SHORT TASK | Convert the entries below into a JSON list of strings, one string per line, leaving out any blank lines.

DATA FOR THIS EXERCISE |
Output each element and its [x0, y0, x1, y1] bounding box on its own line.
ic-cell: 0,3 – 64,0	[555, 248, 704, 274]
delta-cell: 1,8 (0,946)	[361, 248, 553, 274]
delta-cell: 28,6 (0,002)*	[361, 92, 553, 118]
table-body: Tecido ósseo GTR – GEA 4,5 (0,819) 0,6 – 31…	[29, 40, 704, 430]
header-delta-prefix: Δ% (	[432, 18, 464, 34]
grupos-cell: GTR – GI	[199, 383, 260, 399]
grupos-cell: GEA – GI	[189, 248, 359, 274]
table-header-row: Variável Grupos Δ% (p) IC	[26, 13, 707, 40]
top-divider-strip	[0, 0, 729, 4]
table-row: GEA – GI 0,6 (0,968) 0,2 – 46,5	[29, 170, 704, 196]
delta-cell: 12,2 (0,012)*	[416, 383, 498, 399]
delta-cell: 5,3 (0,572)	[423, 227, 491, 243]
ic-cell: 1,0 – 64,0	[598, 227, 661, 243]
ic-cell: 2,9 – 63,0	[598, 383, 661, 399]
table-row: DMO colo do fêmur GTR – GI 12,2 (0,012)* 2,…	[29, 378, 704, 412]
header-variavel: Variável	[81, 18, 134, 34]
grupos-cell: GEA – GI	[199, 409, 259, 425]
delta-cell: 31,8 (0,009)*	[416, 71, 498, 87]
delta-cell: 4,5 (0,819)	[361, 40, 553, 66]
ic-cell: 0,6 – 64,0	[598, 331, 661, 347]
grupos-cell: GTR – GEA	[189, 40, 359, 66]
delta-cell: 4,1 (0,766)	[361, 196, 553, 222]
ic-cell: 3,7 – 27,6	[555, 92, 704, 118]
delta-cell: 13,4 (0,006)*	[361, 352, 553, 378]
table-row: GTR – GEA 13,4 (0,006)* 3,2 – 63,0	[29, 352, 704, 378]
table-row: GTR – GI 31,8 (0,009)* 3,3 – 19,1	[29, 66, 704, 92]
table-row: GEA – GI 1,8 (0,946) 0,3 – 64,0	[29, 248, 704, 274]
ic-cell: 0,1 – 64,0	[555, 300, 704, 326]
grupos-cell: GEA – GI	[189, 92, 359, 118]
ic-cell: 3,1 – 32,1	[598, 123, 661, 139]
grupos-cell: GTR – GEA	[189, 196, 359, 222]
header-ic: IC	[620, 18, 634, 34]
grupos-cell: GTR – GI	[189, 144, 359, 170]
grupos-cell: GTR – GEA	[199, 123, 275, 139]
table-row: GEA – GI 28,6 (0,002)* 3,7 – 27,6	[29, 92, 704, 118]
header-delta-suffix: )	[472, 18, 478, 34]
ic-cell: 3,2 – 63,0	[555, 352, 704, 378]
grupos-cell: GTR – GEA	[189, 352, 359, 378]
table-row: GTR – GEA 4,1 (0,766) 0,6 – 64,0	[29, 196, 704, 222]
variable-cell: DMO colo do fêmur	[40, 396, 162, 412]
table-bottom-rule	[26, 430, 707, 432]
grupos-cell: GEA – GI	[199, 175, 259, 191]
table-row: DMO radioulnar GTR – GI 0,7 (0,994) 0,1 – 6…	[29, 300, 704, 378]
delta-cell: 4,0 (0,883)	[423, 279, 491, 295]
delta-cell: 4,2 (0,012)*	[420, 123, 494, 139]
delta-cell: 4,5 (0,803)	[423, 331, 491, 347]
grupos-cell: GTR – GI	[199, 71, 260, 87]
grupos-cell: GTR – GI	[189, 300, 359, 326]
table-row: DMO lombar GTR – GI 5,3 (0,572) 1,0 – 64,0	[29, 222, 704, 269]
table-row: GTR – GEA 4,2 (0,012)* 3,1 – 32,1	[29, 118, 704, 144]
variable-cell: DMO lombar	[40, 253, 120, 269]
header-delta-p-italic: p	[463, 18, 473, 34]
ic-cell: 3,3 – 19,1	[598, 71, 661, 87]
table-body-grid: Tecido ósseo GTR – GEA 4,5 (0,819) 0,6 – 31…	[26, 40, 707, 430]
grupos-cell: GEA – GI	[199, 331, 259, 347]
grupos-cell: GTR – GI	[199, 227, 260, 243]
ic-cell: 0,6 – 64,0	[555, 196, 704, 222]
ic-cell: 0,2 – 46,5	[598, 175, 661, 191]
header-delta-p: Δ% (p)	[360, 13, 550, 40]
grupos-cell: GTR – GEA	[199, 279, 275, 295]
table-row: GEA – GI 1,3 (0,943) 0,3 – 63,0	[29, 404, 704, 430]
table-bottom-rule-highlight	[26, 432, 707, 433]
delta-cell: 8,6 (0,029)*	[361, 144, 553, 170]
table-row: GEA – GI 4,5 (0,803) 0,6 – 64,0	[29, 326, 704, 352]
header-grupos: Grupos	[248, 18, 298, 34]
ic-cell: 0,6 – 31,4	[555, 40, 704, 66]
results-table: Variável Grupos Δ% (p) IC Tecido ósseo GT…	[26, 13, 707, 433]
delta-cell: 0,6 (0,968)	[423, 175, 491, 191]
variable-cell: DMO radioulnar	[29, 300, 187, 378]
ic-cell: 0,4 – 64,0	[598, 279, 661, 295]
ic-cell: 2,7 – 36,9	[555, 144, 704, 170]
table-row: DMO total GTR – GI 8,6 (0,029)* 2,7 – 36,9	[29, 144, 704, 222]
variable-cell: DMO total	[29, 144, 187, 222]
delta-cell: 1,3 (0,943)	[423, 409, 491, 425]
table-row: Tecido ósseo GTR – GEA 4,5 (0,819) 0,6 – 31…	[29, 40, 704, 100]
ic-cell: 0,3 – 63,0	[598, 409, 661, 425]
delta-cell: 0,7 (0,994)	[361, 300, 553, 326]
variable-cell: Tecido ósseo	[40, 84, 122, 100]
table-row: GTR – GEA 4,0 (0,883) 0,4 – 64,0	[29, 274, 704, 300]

SOLUTION TO THIS TASK |
[
  "Output each element and its [x0, y0, x1, y1] bounding box on its own line.",
  "ic-cell: 0,3 – 64,0\t[555, 248, 704, 274]",
  "delta-cell: 1,8 (0,946)\t[361, 248, 553, 274]",
  "delta-cell: 28,6 (0,002)*\t[361, 92, 553, 118]",
  "table-body: Tecido ósseo GTR – GEA 4,5 (0,819) 0,6 – 31…\t[29, 40, 704, 430]",
  "header-delta-prefix: Δ% (\t[432, 18, 464, 34]",
  "grupos-cell: GTR – GI\t[199, 383, 260, 399]",
  "grupos-cell: GEA – GI\t[189, 248, 359, 274]",
  "table-header-row: Variável Grupos Δ% (p) IC\t[26, 13, 707, 40]",
  "top-divider-strip\t[0, 0, 729, 4]",
  "table-row: GEA – GI 0,6 (0,968) 0,2 – 46,5\t[29, 170, 704, 196]",
  "delta-cell: 12,2 (0,012)*\t[416, 383, 498, 399]",
  "delta-cell: 5,3 (0,572)\t[423, 227, 491, 243]",
  "ic-cell: 1,0 – 64,0\t[598, 227, 661, 243]",
  "ic-cell: 2,9 – 63,0\t[598, 383, 661, 399]",
  "table-row: DMO colo do fêmur GTR – GI 12,2 (0,012)* 2,…\t[29, 378, 704, 412]",
  "header-variavel: Variável\t[81, 18, 134, 34]",
  "grupos-cell: GEA – GI\t[199, 409, 259, 425]",
  "delta-cell: 31,8 (0,009)*\t[416, 71, 498, 87]",
  "delta-cell: 4,5 (0,819)\t[361, 40, 553, 66]",
  "ic-cell: 0,6 – 64,0\t[598, 331, 661, 347]",
  "grupos-cell: GTR – GEA\t[189, 40, 359, 66]",
  "delta-cell: 4,1 (0,766)\t[361, 196, 553, 222]",
  "ic-cell: 3,7 – 27,6\t[555, 92, 704, 118]",
  "delta-cell: 13,4 (0,006)*\t[361, 352, 553, 378]",
  "table-row: GTR – GEA 13,4 (0,006)* 3,2 – 63,0\t[29, 352, 704, 378]",
  "table-row: GTR – GI 31,8 (0,009)* 3,3 – 19,1\t[29, 66, 704, 92]",
  "table-row: GEA – GI 1,8 (0,946) 0,3 – 64,0\t[29, 248, 704, 274]",
  "ic-cell: 0,1 – 64,0\t[555, 300, 704, 326]",
  "grupos-cell: GEA – GI\t[189, 92, 359, 118]",
  "ic-cell: 3,1 – 32,1\t[598, 123, 661, 139]",
  "grupos-cell: GTR – GEA\t[189, 196, 359, 222]",
  "header-ic: IC\t[620, 18, 634, 34]",
  "grupos-cell: GTR – GI\t[189, 144, 359, 170]",
  "grupos-cell: GTR – GEA\t[199, 123, 275, 139]",
  "table-row: GEA – GI 28,6 (0,002)* 3,7 – 27,6\t[29, 92, 704, 118]",
  "header-delta-suffix: )\t[472, 18, 478, 34]",
  "ic-cell: 3,2 – 63,0\t[555, 352, 704, 378]",
  "grupos-cell: GTR – GEA\t[189, 352, 359, 378]",
  "table-row: GTR – GEA 4,1 (0,766) 0,6 – 64,0\t[29, 196, 704, 222]",
  "variable-cell: DMO colo do fêmur\t[40, 396, 162, 412]",
  "table-bottom-rule\t[26, 430, 707, 432]",
  "grupos-cell: GEA – GI\t[199, 175, 259, 191]",
  "table-row: DMO radioulnar GTR – GI 0,7 (0,994) 0,1 – 6…\t[29, 300, 704, 378]",
  "delta-cell: 4,0 (0,883)\t[423, 279, 491, 295]",
  "delta-cell: 4,2 (0,012)*\t[420, 123, 494, 139]",
  "delta-cell: 4,5 (0,803)\t[423, 331, 491, 347]",
  "grupos-cell: GTR – GI\t[199, 71, 260, 87]",
  "grupos-cell: GTR – GI\t[189, 300, 359, 326]",
  "table-row: DMO lombar GTR – GI 5,3 (0,572) 1,0 – 64,0\t[29, 222, 704, 269]",
  "table-row: GTR – GEA 4,2 (0,012)* 3,1 – 32,1\t[29, 118, 704, 144]",
  "variable-cell: DMO lombar\t[40, 253, 120, 269]",
  "header-delta-p-italic: p\t[463, 18, 473, 34]",
  "ic-cell: 3,3 – 19,1\t[598, 71, 661, 87]",
  "table-body-grid: Tecido ósseo GTR – GEA 4,5 (0,819) 0,6 – 31…\t[26, 40, 707, 430]",
  "grupos-cell: GEA – GI\t[199, 331, 259, 347]",
  "grupos-cell: GTR – GI\t[199, 227, 260, 243]",
  "ic-cell: 0,6 – 64,0\t[555, 196, 704, 222]",
  "ic-cell: 0,2 – 46,5\t[598, 175, 661, 191]",
  "header-delta-p: Δ% (p)\t[360, 13, 550, 40]",
  "grupos-cell: GTR – GEA\t[199, 279, 275, 295]",
  "table-row: GEA – GI 1,3 (0,943) 0,3 – 63,0\t[29, 404, 704, 430]",
  "table-bottom-rule-highlight\t[26, 432, 707, 433]",
  "delta-cell: 8,6 (0,029)*\t[361, 144, 553, 170]",
  "table-row: GEA – GI 4,5 (0,803) 0,6 – 64,0\t[29, 326, 704, 352]",
  "header-grupos: Grupos\t[248, 18, 298, 34]",
  "ic-cell: 0,6 – 31,4\t[555, 40, 704, 66]",
  "results-table: Variável Grupos Δ% (p) IC Tecido ósseo GT…\t[26, 13, 707, 433]",
  "delta-cell: 0,6 (0,968)\t[423, 175, 491, 191]",
  "variable-cell: DMO radioulnar\t[29, 300, 187, 378]",
  "ic-cell: 0,4 – 64,0\t[598, 279, 661, 295]",
  "ic-cell: 2,7 – 36,9\t[555, 144, 704, 170]",
  "table-row: DMO total GTR – GI 8,6 (0,029)* 2,7 – 36,9\t[29, 144, 704, 222]",
  "variable-cell: DMO total\t[29, 144, 187, 222]",
  "delta-cell: 1,3 (0,943)\t[423, 409, 491, 425]",
  "table-row: Tecido ósseo GTR – GEA 4,5 (0,819) 0,6 – 31…\t[29, 40, 704, 100]",
  "ic-cell: 0,3 – 63,0\t[598, 409, 661, 425]",
  "delta-cell: 0,7 (0,994)\t[361, 300, 553, 326]",
  "variable-cell: Tecido ósseo\t[40, 84, 122, 100]",
  "table-row: GTR – GEA 4,0 (0,883) 0,4 – 64,0\t[29, 274, 704, 300]"
]